▶ GIVEN REQUEST: Every entry should be repeated exactly. Omit the pictures.

▶ DATA EXTRACT:
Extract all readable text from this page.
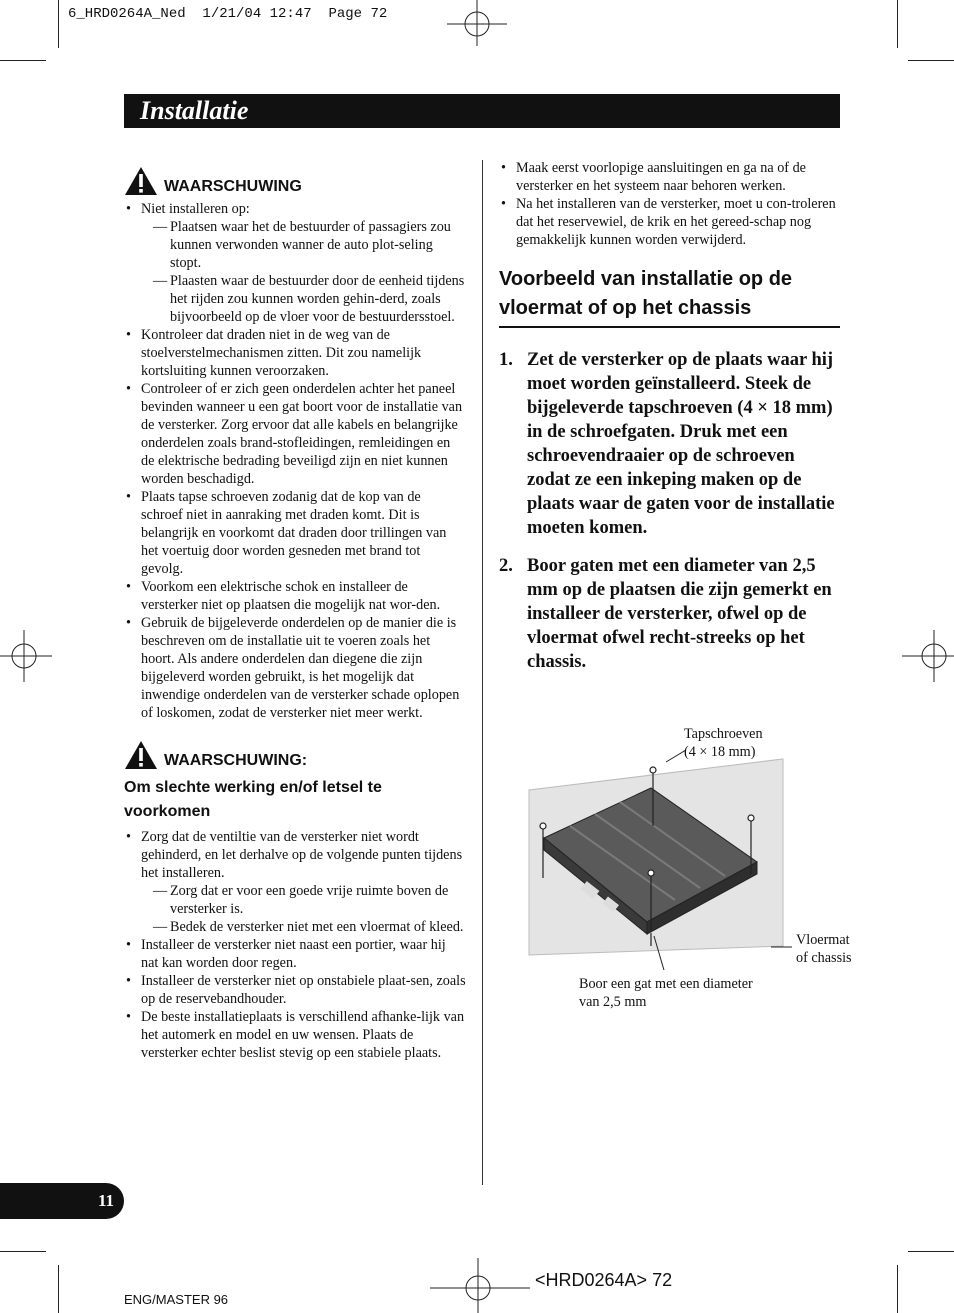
6_HRD0264A_Ned  1/21/04 12:47  Page 72
Installatie
WAARSCHUWING
• Niet installeren op:
— Plaatsen waar het de bestuurder of passagiers zou kunnen verwonden wanner de auto plot-seling stopt.
— Plaasten waar de bestuurder door de eenheid tijdens het rijden zou kunnen worden gehin-derd, zoals bijvoorbeeld op de vloer voor de bestuurdersstoel.
• Kontroleer dat draden niet in de weg van de stoelverstelmechanismen zitten. Dit zou namelijk kortsluiting kunnen veroorzaken.
• Controleer of er zich geen onderdelen achter het paneel bevinden wanneer u een gat boort voor de installatie van de versterker. Zorg ervoor dat alle kabels en belangrijke onderdelen zoals brand-stofleidingen, remleidingen en de elektrische bedrading beveiligd zijn en niet kunnen worden beschadigd.
• Plaats tapse schroeven zodanig dat de kop van de schroef niet in aanraking met draden komt. Dit is belangrijk en voorkomt dat draden door trillingen van het voertuig door worden gesneden met brand tot gevolg.
• Voorkom een elektrische schok en installeer de versterker niet op plaatsen die mogelijk nat wor-den.
• Gebruik de bijgeleverde onderdelen op de manier die is beschreven om de installatie uit te voeren zoals het hoort. Als andere onderdelen dan diegene die zijn bijgeleverd worden gebruikt, is het mogelijk dat inwendige onderdelen van de versterker schade oplopen of loskomen, zodat de versterker niet meer werkt.
WAARSCHUWING:
Om slechte werking en/of letsel te voorkomen
• Zorg dat de ventiltie van de versterker niet wordt gehinderd, en let derhalve op de volgende punten tijdens het installeren.
— Zorg dat er voor een goede vrije ruimte boven de versterker is.
— Bedek de versterker niet met een vloermat of kleed.
• Installeer de versterker niet naast een portier, waar hij nat kan worden door regen.
• Installeer de versterker niet op onstabiele plaat-sen, zoals op de reservebandhouder.
• De beste installatieplaats is verschillend afhanke-lijk van het automerk en model en uw wensen. Plaats de versterker echter beslist stevig op een stabiele plaats.
• Maak eerst voorlopige aansluitingen en ga na of de versterker en het systeem naar behoren werken.
• Na het installeren van de versterker, moet u con-troleren dat het reservewiel, de krik en het gereed-schap nog gemakkelijk kunnen worden verwijderd.
Voorbeeld van installatie op de vloermat of op het chassis
1. Zet de versterker op de plaats waar hij moet worden geïnstalleerd. Steek de bijgeleverde tapschroeven (4 × 18 mm) in de schroefgaten. Druk met een schroevendraaier op de schroeven zodat ze een inkeping maken op de plaats waar de gaten voor de installatie moeten komen.
2. Boor gaten met een diameter van 2,5 mm op de plaatsen die zijn gemerkt en installeer de versterker, ofwel op de vloermat ofwel recht-streeks op het chassis.
Tapschroeven
(4 × 18 mm)
Vloermat
of chassis
Boor een gat met een diameter
van 2,5 mm
11
<HRD0264A> 72
ENG/MASTER 96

▶ RESULT:
Extract all readable text from this page.
6_HRD0264A_Ned  1/21/04 12:47  Page 72
Installatie
WAARSCHUWING
• Niet installeren op:
— Plaatsen waar het de bestuurder of passagiers zou kunnen verwonden wanner de auto plot-seling stopt.
— Plaasten waar de bestuurder door de eenheid tijdens het rijden zou kunnen worden gehin-derd, zoals bijvoorbeeld op de vloer voor de bestuurdersstoel.
• Kontroleer dat draden niet in de weg van de stoelverstelmechanismen zitten. Dit zou namelijk kortsluiting kunnen veroorzaken.
• Controleer of er zich geen onderdelen achter het paneel bevinden wanneer u een gat boort voor de installatie van de versterker. Zorg ervoor dat alle kabels en belangrijke onderdelen zoals brand-stofleidingen, remleidingen en de elektrische bedrading beveiligd zijn en niet kunnen worden beschadigd.
• Plaats tapse schroeven zodanig dat de kop van de schroef niet in aanraking met draden komt. Dit is belangrijk en voorkomt dat draden door trillingen van het voertuig door worden gesneden met brand tot gevolg.
• Voorkom een elektrische schok en installeer de versterker niet op plaatsen die mogelijk nat wor-den.
• Gebruik de bijgeleverde onderdelen op de manier die is beschreven om de installatie uit te voeren zoals het hoort. Als andere onderdelen dan diegene die zijn bijgeleverd worden gebruikt, is het mogelijk dat inwendige onderdelen van de versterker schade oplopen of loskomen, zodat de versterker niet meer werkt.
WAARSCHUWING:
Om slechte werking en/of letsel te voorkomen
• Zorg dat de ventiltie van de versterker niet wordt gehinderd, en let derhalve op de volgende punten tijdens het installeren.
— Zorg dat er voor een goede vrije ruimte boven de versterker is.
— Bedek de versterker niet met een vloermat of kleed.
• Installeer de versterker niet naast een portier, waar hij nat kan worden door regen.
• Installeer de versterker niet op onstabiele plaat-sen, zoals op de reservebandhouder.
• De beste installatieplaats is verschillend afhanke-lijk van het automerk en model en uw wensen. Plaats de versterker echter beslist stevig op een stabiele plaats.
• Maak eerst voorlopige aansluitingen en ga na of de versterker en het systeem naar behoren werken.
• Na het installeren van de versterker, moet u con-troleren dat het reservewiel, de krik en het gereed-schap nog gemakkelijk kunnen worden verwijderd.
Voorbeeld van installatie op de vloermat of op het chassis
1. Zet de versterker op de plaats waar hij moet worden geïnstalleerd. Steek de bijgeleverde tapschroeven (4 × 18 mm) in de schroefgaten. Druk met een schroevendraaier op de schroeven zodat ze een inkeping maken op de plaats waar de gaten voor de installatie moeten komen.
2. Boor gaten met een diameter van 2,5 mm op de plaatsen die zijn gemerkt en installeer de versterker, ofwel op de vloermat ofwel recht-streeks op het chassis.
Tapschroeven
(4 × 18 mm)
Vloermat
of chassis
Boor een gat met een diameter
van 2,5 mm
11
<HRD0264A> 72
ENG/MASTER 96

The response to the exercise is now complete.